#### [STATED EXERCISE]
Return the whole listing, keeping every character the same.

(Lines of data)
* * * * * * *

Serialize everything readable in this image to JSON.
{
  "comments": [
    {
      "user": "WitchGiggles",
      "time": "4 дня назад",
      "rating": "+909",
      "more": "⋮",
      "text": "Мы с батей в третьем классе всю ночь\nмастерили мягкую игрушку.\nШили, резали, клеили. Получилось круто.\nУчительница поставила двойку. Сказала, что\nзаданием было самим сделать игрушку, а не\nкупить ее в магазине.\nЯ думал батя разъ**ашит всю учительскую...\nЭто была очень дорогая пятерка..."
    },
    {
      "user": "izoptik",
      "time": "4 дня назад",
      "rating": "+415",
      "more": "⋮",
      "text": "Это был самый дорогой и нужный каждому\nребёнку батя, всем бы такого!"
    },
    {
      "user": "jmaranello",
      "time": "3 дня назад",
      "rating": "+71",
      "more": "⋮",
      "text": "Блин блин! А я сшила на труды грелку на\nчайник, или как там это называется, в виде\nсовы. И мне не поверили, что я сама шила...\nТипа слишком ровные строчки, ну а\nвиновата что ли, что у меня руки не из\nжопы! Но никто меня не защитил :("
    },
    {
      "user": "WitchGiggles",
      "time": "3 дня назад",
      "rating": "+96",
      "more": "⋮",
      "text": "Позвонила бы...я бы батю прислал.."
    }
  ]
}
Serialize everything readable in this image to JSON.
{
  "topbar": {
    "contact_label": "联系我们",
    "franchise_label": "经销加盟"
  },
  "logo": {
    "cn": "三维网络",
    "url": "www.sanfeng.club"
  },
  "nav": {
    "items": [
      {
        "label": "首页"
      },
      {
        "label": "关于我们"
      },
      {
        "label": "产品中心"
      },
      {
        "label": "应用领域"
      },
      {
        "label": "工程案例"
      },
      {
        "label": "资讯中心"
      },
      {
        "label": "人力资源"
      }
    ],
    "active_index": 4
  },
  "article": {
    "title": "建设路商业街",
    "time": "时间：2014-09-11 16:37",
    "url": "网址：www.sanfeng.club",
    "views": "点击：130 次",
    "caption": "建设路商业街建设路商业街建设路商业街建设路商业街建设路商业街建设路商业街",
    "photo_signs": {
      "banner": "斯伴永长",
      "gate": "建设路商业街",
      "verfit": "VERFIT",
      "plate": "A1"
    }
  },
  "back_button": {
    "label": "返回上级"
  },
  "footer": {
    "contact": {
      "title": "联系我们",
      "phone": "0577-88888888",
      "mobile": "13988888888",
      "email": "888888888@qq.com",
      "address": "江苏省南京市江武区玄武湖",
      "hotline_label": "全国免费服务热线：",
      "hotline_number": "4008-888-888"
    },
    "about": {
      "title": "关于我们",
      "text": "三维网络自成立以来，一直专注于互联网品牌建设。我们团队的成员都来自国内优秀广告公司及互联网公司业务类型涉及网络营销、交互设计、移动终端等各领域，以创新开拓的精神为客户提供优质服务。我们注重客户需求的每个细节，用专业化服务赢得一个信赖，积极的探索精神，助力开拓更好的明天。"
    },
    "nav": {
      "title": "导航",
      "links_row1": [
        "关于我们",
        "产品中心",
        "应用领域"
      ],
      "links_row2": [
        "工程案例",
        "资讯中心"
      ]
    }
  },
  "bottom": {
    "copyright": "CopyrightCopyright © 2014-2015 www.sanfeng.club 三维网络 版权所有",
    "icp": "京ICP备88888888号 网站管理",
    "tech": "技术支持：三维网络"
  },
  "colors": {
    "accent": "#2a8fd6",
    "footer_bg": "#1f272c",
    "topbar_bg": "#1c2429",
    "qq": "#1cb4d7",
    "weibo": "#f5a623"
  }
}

* * * * * * *

#### [ANSWER TO THIS TASK]
Serialize everything readable in this image to JSON.
{
  "comments": [
    {
      "user": "WitchGiggles",
      "time": "4 дня назад",
      "rating": "+909",
      "more": "⋮",
      "text": "Мы с батей в третьем классе всю ночь\nмастерили мягкую игрушку.\nШили, резали, клеили. Получилось круто.\nУчительница поставила двойку. Сказала, что\nзаданием было самим сделать игрушку, а не\nкупить ее в магазине.\nЯ думал батя разъ**ашит всю учительскую...\nЭто была очень дорогая пятерка..."
    },
    {
      "user": "izoptik",
      "time": "4 дня назад",
      "rating": "+415",
      "more": "⋮",
      "text": "Это был самый дорогой и нужный каждому\nребёнку батя, всем бы такого!"
    },
    {
      "user": "jmaranello",
      "time": "3 дня назад",
      "rating": "+71",
      "more": "⋮",
      "text": "Блин блин! А я сшила на труды грелку на\nчайник, или как там это называется, в виде\nсовы. И мне не поверили, что я сама шила...\nТипа слишком ровные строчки, ну а\nвиновата что ли, что у меня руки не из\nжопы! Но никто меня не защитил :("
    },
    {
      "user": "WitchGiggles",
      "time": "3 дня назад",
      "rating": "+96",
      "more": "⋮",
      "text": "Позвонила бы...я бы батю прислал.."
    }
  ]
}
Serialize everything readable in this image to JSON.
{
  "topbar": {
    "contact_label": "联系我们",
    "franchise_label": "经销加盟"
  },
  "logo": {
    "cn": "三维网络",
    "url": "www.sanfeng.club"
  },
  "nav": {
    "items": [
      {
        "label": "首页"
      },
      {
        "label": "关于我们"
      },
      {
        "label": "产品中心"
      },
      {
        "label": "应用领域"
      },
      {
        "label": "工程案例"
      },
      {
        "label": "资讯中心"
      },
      {
        "label": "人力资源"
      }
    ],
    "active_index": 4
  },
  "article": {
    "title": "建设路商业街",
    "time": "时间：2014-09-11 16:37",
    "url": "网址：www.sanfeng.club",
    "views": "点击：130 次",
    "caption": "建设路商业街建设路商业街建设路商业街建设路商业街建设路商业街建设路商业街",
    "photo_signs": {
      "banner": "斯伴永长",
      "gate": "建设路商业街",
      "verfit": "VERFIT",
      "plate": "A1"
    }
  },
  "back_button": {
    "label": "返回上级"
  },
  "footer": {
    "contact": {
      "title": "联系我们",
      "phone": "0577-88888888",
      "mobile": "13988888888",
      "email": "888888888@qq.com",
      "address": "江苏省南京市江武区玄武湖",
      "hotline_label": "全国免费服务热线：",
      "hotline_number": "4008-888-888"
    },
    "about": {
      "title": "关于我们",
      "text": "三维网络自成立以来，一直专注于互联网品牌建设。我们团队的成员都来自国内优秀广告公司及互联网公司业务类型涉及网络营销、交互设计、移动终端等各领域，以创新开拓的精神为客户提供优质服务。我们注重客户需求的每个细节，用专业化服务赢得一个信赖，积极的探索精神，助力开拓更好的明天。"
    },
    "nav": {
      "title": "导航",
      "links_row1": [
        "关于我们",
        "产品中心",
        "应用领域"
      ],
      "links_row2": [
        "工程案例",
        "资讯中心"
      ]
    }
  },
  "bottom": {
    "copyright": "CopyrightCopyright © 2014-2015 www.sanfeng.club 三维网络 版权所有",
    "icp": "京ICP备88888888号 网站管理",
    "tech": "技术支持：三维网络"
  },
  "colors": {
    "accent": "#2a8fd6",
    "footer_bg": "#1f272c",
    "topbar_bg": "#1c2429",
    "qq": "#1cb4d7",
    "weibo": "#f5a623"
  }
}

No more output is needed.